Repeat all of the material exactly as given.

# [Dataset entries on figures]

^^^^

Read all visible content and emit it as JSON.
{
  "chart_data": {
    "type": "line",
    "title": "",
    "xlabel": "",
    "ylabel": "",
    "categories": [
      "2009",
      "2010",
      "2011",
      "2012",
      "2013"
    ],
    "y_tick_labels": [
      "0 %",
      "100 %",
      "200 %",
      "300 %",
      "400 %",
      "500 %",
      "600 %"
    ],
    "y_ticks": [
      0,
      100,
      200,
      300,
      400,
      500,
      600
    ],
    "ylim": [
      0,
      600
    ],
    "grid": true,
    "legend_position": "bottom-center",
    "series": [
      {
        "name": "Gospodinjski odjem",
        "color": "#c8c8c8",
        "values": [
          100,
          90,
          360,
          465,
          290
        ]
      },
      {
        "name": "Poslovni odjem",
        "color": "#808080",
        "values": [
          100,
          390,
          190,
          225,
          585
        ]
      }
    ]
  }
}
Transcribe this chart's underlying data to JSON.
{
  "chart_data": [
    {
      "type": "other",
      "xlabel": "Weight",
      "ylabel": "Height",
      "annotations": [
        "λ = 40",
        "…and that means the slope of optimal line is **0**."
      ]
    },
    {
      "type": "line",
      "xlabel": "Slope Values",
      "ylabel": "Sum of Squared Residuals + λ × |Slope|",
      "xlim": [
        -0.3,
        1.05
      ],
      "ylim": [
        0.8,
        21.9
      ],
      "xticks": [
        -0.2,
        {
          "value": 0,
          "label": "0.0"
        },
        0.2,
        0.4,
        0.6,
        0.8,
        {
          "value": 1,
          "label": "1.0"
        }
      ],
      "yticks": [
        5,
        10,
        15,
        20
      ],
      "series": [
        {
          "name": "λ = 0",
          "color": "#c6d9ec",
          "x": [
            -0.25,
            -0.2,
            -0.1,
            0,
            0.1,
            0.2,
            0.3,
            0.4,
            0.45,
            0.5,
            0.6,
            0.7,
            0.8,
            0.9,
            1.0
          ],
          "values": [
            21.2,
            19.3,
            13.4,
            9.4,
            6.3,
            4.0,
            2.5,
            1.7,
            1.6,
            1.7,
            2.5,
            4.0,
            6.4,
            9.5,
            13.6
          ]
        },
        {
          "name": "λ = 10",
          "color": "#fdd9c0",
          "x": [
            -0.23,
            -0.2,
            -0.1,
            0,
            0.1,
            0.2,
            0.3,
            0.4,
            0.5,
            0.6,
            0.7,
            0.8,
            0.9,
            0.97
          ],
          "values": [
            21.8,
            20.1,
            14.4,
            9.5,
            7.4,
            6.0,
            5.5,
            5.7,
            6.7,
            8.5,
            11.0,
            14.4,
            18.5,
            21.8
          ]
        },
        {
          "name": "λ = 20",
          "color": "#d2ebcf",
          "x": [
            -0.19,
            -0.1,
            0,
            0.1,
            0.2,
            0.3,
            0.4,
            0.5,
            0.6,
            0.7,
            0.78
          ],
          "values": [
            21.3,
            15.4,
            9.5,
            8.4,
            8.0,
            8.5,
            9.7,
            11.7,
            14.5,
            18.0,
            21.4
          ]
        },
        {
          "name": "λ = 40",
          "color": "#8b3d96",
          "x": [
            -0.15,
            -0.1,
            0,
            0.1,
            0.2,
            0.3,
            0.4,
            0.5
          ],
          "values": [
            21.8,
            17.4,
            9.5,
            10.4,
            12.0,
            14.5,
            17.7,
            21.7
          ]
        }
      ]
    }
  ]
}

^^^^

# [Solution for this task]
Read all visible content and emit it as JSON.
{
  "chart_data": {
    "type": "line",
    "title": "",
    "xlabel": "",
    "ylabel": "",
    "categories": [
      "2009",
      "2010",
      "2011",
      "2012",
      "2013"
    ],
    "y_tick_labels": [
      "0 %",
      "100 %",
      "200 %",
      "300 %",
      "400 %",
      "500 %",
      "600 %"
    ],
    "y_ticks": [
      0,
      100,
      200,
      300,
      400,
      500,
      600
    ],
    "ylim": [
      0,
      600
    ],
    "grid": true,
    "legend_position": "bottom-center",
    "series": [
      {
        "name": "Gospodinjski odjem",
        "color": "#c8c8c8",
        "values": [
          100,
          90,
          360,
          465,
          290
        ]
      },
      {
        "name": "Poslovni odjem",
        "color": "#808080",
        "values": [
          100,
          390,
          190,
          225,
          585
        ]
      }
    ]
  }
}
Transcribe this chart's underlying data to JSON.
{
  "chart_data": [
    {
      "type": "other",
      "xlabel": "Weight",
      "ylabel": "Height",
      "annotations": [
        "λ = 40",
        "…and that means the slope of optimal line is **0**."
      ]
    },
    {
      "type": "line",
      "xlabel": "Slope Values",
      "ylabel": "Sum of Squared Residuals + λ × |Slope|",
      "xlim": [
        -0.3,
        1.05
      ],
      "ylim": [
        0.8,
        21.9
      ],
      "xticks": [
        -0.2,
        {
          "value": 0,
          "label": "0.0"
        },
        0.2,
        0.4,
        0.6,
        0.8,
        {
          "value": 1,
          "label": "1.0"
        }
      ],
      "yticks": [
        5,
        10,
        15,
        20
      ],
      "series": [
        {
          "name": "λ = 0",
          "color": "#c6d9ec",
          "x": [
            -0.25,
            -0.2,
            -0.1,
            0,
            0.1,
            0.2,
            0.3,
            0.4,
            0.45,
            0.5,
            0.6,
            0.7,
            0.8,
            0.9,
            1.0
          ],
          "values": [
            21.2,
            19.3,
            13.4,
            9.4,
            6.3,
            4.0,
            2.5,
            1.7,
            1.6,
            1.7,
            2.5,
            4.0,
            6.4,
            9.5,
            13.6
          ]
        },
        {
          "name": "λ = 10",
          "color": "#fdd9c0",
          "x": [
            -0.23,
            -0.2,
            -0.1,
            0,
            0.1,
            0.2,
            0.3,
            0.4,
            0.5,
            0.6,
            0.7,
            0.8,
            0.9,
            0.97
          ],
          "values": [
            21.8,
            20.1,
            14.4,
            9.5,
            7.4,
            6.0,
            5.5,
            5.7,
            6.7,
            8.5,
            11.0,
            14.4,
            18.5,
            21.8
          ]
        },
        {
          "name": "λ = 20",
          "color": "#d2ebcf",
          "x": [
            -0.19,
            -0.1,
            0,
            0.1,
            0.2,
            0.3,
            0.4,
            0.5,
            0.6,
            0.7,
            0.78
          ],
          "values": [
            21.3,
            15.4,
            9.5,
            8.4,
            8.0,
            8.5,
            9.7,
            11.7,
            14.5,
            18.0,
            21.4
          ]
        },
        {
          "name": "λ = 40",
          "color": "#8b3d96",
          "x": [
            -0.15,
            -0.1,
            0,
            0.1,
            0.2,
            0.3,
            0.4,
            0.5
          ],
          "values": [
            21.8,
            17.4,
            9.5,
            10.4,
            12.0,
            14.5,
            17.7,
            21.7
          ]
        }
      ]
    }
  ]
}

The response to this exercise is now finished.